# Start of Record extracts

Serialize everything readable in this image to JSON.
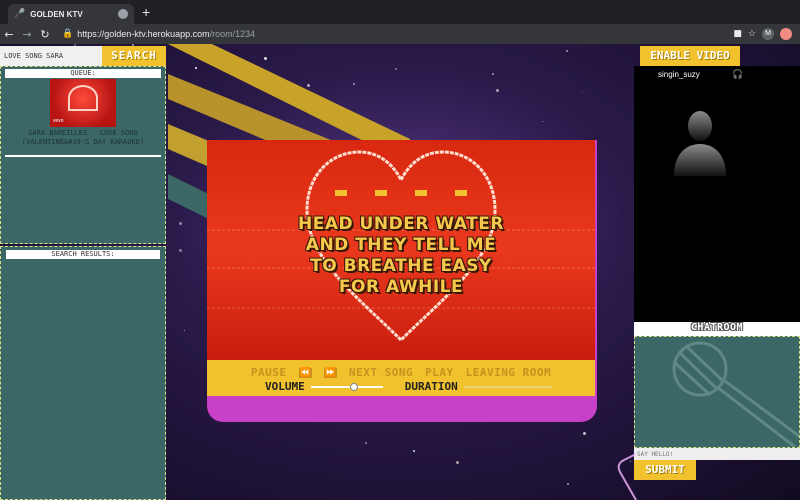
{
  "browser": {
    "tab_title": "GOLDEN KTV",
    "url_host": "https://golden-ktv.herokuapp.com",
    "url_path": "/room/1234",
    "profile_initial": "M"
  },
  "left": {
    "search_value": "LOVE SONG SARA",
    "search_button": "SEARCH",
    "queue_header": "QUEUE:",
    "queue_items": [
      {
        "title_line1": "SARA BAREILLES - LOVE SONG",
        "title_line2": "(VALENTINE&#39;S DAY KARAOKE)",
        "thumb_badge": "vevo"
      }
    ],
    "results_header": "SEARCH RESULTS:"
  },
  "player": {
    "lyrics": [
      "HEAD UNDER WATER",
      "AND THEY TELL ME",
      "TO BREATHE EASY",
      "FOR AWHILE"
    ],
    "controls": {
      "pause": "PAUSE",
      "rewind": "⏪",
      "forward": "⏩",
      "next_song": "NEXT SONG",
      "play": "PLAY",
      "leaving_room": "LEAVING ROOM",
      "volume_label": "VOLUME",
      "duration_label": "DURATION",
      "volume_level": 0.6
    }
  },
  "right": {
    "enable_video": "ENABLE VIDEO",
    "username": "singin_suzy",
    "chatroom_header": "CHATROOM",
    "chat_placeholder": "SAY HELLO!",
    "submit": "SUBMIT"
  },
  "colors": {
    "accent_yellow": "#f2c12e",
    "panel_teal": "#3b6766",
    "video_red": "#e9381d",
    "stage_magenta": "#c83fc8"
  }
}
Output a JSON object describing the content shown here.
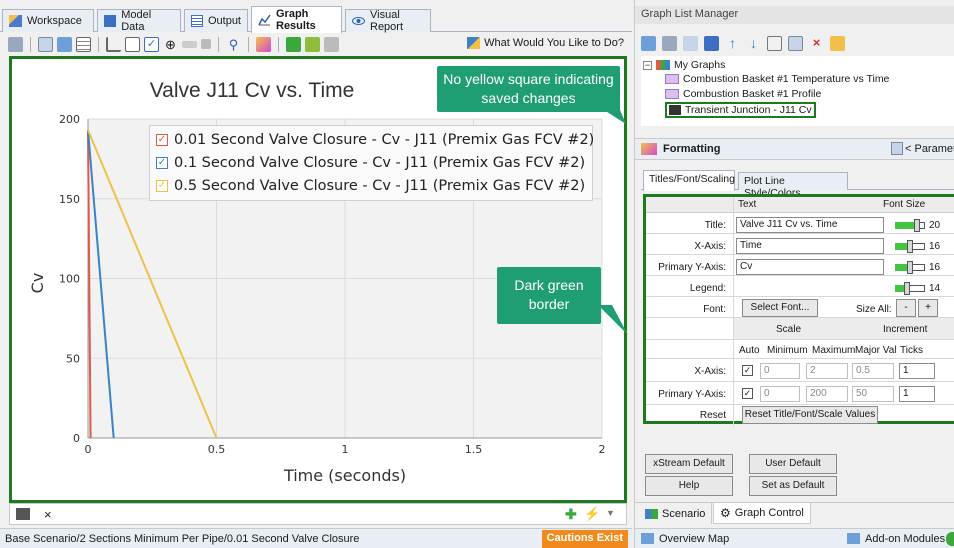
{
  "tabs": [
    {
      "label": "Workspace",
      "icon": "workspace-icon",
      "color": "#4a7bd0"
    },
    {
      "label": "Model Data",
      "icon": "model-data-icon",
      "color": "#3c6fc4"
    },
    {
      "label": "Output",
      "icon": "output-icon",
      "color": "#3c6fc4"
    },
    {
      "label": "Graph Results",
      "icon": "graph-results-icon",
      "color": "#2b5fb4"
    },
    {
      "label": "Visual Report",
      "icon": "visual-report-icon",
      "color": "#2b5fb4"
    }
  ],
  "toolbar": {
    "help_label": "What Would You Like to Do?"
  },
  "chart_data": {
    "type": "line",
    "title": "Valve J11 Cv vs. Time",
    "xlabel": "Time (seconds)",
    "ylabel": "Cv",
    "xlim": [
      0,
      2
    ],
    "ylim": [
      0,
      200
    ],
    "xticks": [
      "0",
      "0.5",
      "1",
      "1.5",
      "2"
    ],
    "yticks": [
      "0",
      "50",
      "100",
      "150",
      "200"
    ],
    "legend": "top-right",
    "grid": true,
    "series": [
      {
        "name": "0.01 Second Valve Closure - Cv - J11 (Premix Gas FCV #2)",
        "color": "#e05a4a",
        "x": [
          0,
          0.01
        ],
        "y": [
          193,
          0
        ]
      },
      {
        "name": "0.1 Second Valve Closure - Cv - J11 (Premix Gas FCV #2)",
        "color": "#3c82c4",
        "x": [
          0,
          0.1
        ],
        "y": [
          193,
          0
        ]
      },
      {
        "name": "0.5 Second Valve Closure - Cv - J11 (Premix Gas FCV #2)",
        "color": "#f2c04a",
        "x": [
          0,
          0.5
        ],
        "y": [
          193,
          0
        ]
      }
    ]
  },
  "callouts": {
    "saved": "No yellow square indicating saved changes",
    "border": "Dark green border"
  },
  "status": {
    "path": "Base Scenario/2 Sections Minimum Per Pipe/0.01 Second Valve Closure",
    "cautions": "Cautions Exist"
  },
  "glm": {
    "title": "Graph List Manager",
    "tree": {
      "root": "My Graphs",
      "items": [
        "Combustion Basket #1 Temperature vs Time",
        "Combustion Basket #1 Profile",
        "Transient Junction - J11 Cv"
      ]
    }
  },
  "formatting": {
    "title": "Formatting",
    "param_link": "< Parameters",
    "tab_active": "Titles/Font/Scaling",
    "tab_other": "Plot Line Style/Colors",
    "col_text": "Text",
    "col_font_size": "Font Size",
    "rows": [
      {
        "label": "Title:",
        "value": "Valve J11 Cv vs. Time",
        "size": "20",
        "level": 0.75
      },
      {
        "label": "X-Axis:",
        "value": "Time",
        "size": "16",
        "level": 0.5
      },
      {
        "label": "Primary Y-Axis:",
        "value": "Cv",
        "size": "16",
        "level": 0.5
      },
      {
        "label": "Legend:",
        "value": "",
        "size": "14",
        "level": 0.4
      }
    ],
    "font_label": "Font:",
    "select_font": "Select Font...",
    "size_all": "Size All:",
    "minus": "-",
    "plus": "+",
    "scale_hdr": "Scale",
    "increment_hdr": "Increment",
    "scale_cols": [
      "Auto",
      "Minimum",
      "Maximum",
      "Major Val",
      "Ticks"
    ],
    "scale_rows": [
      {
        "label": "X-Axis:",
        "auto": true,
        "min": "0",
        "max": "2",
        "major": "0.5",
        "ticks": "1"
      },
      {
        "label": "Primary Y-Axis:",
        "auto": true,
        "min": "0",
        "max": "200",
        "major": "50",
        "ticks": "1"
      }
    ],
    "reset_label": "Reset",
    "reset_btn": "Reset Title/Font/Scale Values"
  },
  "buttons": {
    "xstream": "xStream Default",
    "user_default": "User Default",
    "help": "Help",
    "set_default": "Set as Default"
  },
  "bottom_tabs": {
    "scenario": "Scenario",
    "graph_control": "Graph Control"
  },
  "right_status": {
    "overview": "Overview Map",
    "addon": "Add-on Modules"
  }
}
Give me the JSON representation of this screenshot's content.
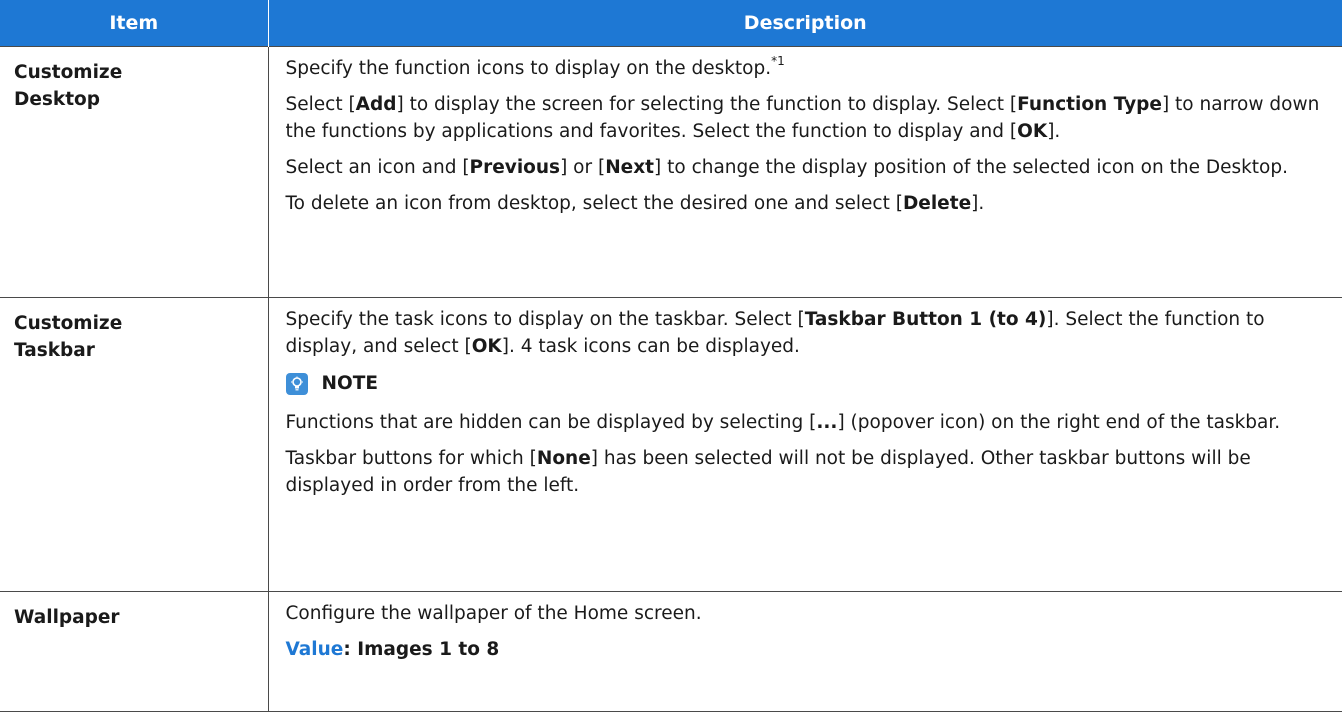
{
  "colors": {
    "header_bg": "#1e78d4",
    "value_label": "#1e78d4"
  },
  "header": {
    "item": "Item",
    "description": "Description"
  },
  "rows": [
    {
      "item_line1": "Customize",
      "item_line2": "Desktop",
      "p1": "Specify the function icons to display on the desktop.",
      "p1_sup": "*1",
      "p2_a": "Select [",
      "p2_b": "Add",
      "p2_c": "] to display the screen for selecting the function to display. Select [",
      "p2_d": "Function Type",
      "p2_e": "] to narrow down the functions by applications and favorites. Select the function to display and [",
      "p2_f": "OK",
      "p2_g": "].",
      "p3_a": "Select an icon and [",
      "p3_b": "Previous",
      "p3_c": "] or [",
      "p3_d": "Next",
      "p3_e": "] to change the display position of the selected icon on the Desktop.",
      "p4_a": "To delete an icon from desktop, select the desired one and select [",
      "p4_b": "Delete",
      "p4_c": "]."
    },
    {
      "item_line1": "Customize",
      "item_line2": "Taskbar",
      "p1_a": "Specify the task icons to display on the taskbar. Select [",
      "p1_b": "Taskbar Button 1 (to 4)",
      "p1_c": "]. Select the function to display, and select [",
      "p1_d": "OK",
      "p1_e": "]. 4 task icons can be displayed.",
      "note_icon": "lightbulb-note-icon",
      "note_label": "NOTE",
      "n1_a": "Functions that are hidden can be displayed by selecting [",
      "n1_b": "...",
      "n1_c": "] (popover icon) on the right end of the taskbar.",
      "n2_a": "Taskbar buttons for which [",
      "n2_b": "None",
      "n2_c": "] has been selected will not be displayed. Other taskbar buttons will be displayed in order from the left."
    },
    {
      "item": "Wallpaper",
      "p1": "Configure the wallpaper of the Home screen.",
      "value_label": "Value",
      "value_text": ": Images 1 to 8"
    }
  ]
}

# End of Record extracts

Do this:
Look through the data and gather every line with the string "selecting" in it.

Correct output:
      "p2_c": "] to display the screen for selecting the function to display. Select [",
      "n1_a": "Functions that are hidden can be displayed by selecting [",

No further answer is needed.